Pictures do not belong in the copy; restate the records below word for word.

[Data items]
···

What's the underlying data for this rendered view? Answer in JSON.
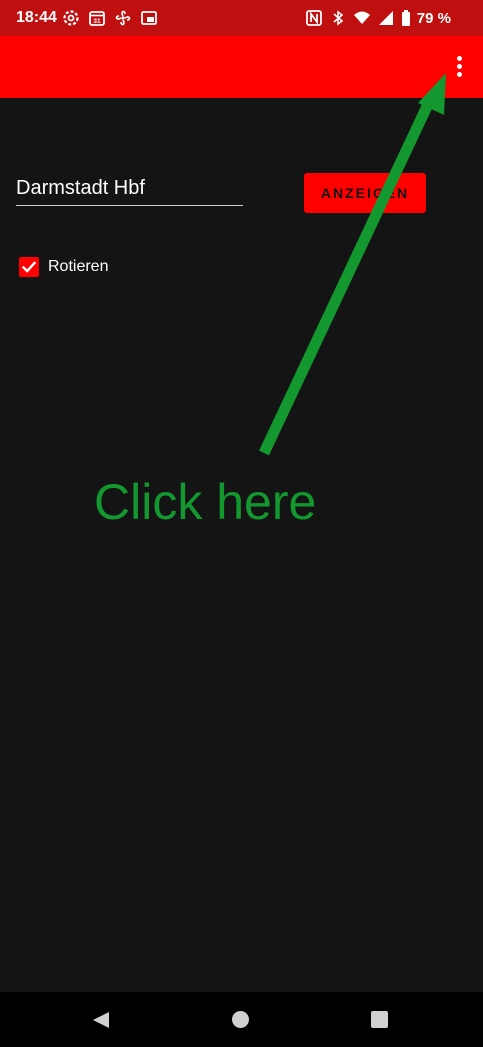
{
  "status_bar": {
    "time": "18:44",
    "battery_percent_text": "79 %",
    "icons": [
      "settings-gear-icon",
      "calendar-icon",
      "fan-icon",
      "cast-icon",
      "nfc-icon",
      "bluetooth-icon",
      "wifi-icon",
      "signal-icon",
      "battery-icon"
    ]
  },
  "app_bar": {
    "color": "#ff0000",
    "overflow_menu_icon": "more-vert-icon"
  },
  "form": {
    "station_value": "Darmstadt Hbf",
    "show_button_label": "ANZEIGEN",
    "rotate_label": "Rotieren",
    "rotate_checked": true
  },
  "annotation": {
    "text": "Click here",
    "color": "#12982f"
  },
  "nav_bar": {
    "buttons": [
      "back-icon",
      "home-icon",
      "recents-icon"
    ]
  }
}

···

== Answer for the task ==
What's the underlying data for this rendered view? Answer in JSON.
{
  "status_bar": {
    "time": "18:44",
    "battery_percent_text": "79 %",
    "icons": [
      "settings-gear-icon",
      "calendar-icon",
      "fan-icon",
      "cast-icon",
      "nfc-icon",
      "bluetooth-icon",
      "wifi-icon",
      "signal-icon",
      "battery-icon"
    ]
  },
  "app_bar": {
    "color": "#ff0000",
    "overflow_menu_icon": "more-vert-icon"
  },
  "form": {
    "station_value": "Darmstadt Hbf",
    "show_button_label": "ANZEIGEN",
    "rotate_label": "Rotieren",
    "rotate_checked": true
  },
  "annotation": {
    "text": "Click here",
    "color": "#12982f"
  },
  "nav_bar": {
    "buttons": [
      "back-icon",
      "home-icon",
      "recents-icon"
    ]
  }
}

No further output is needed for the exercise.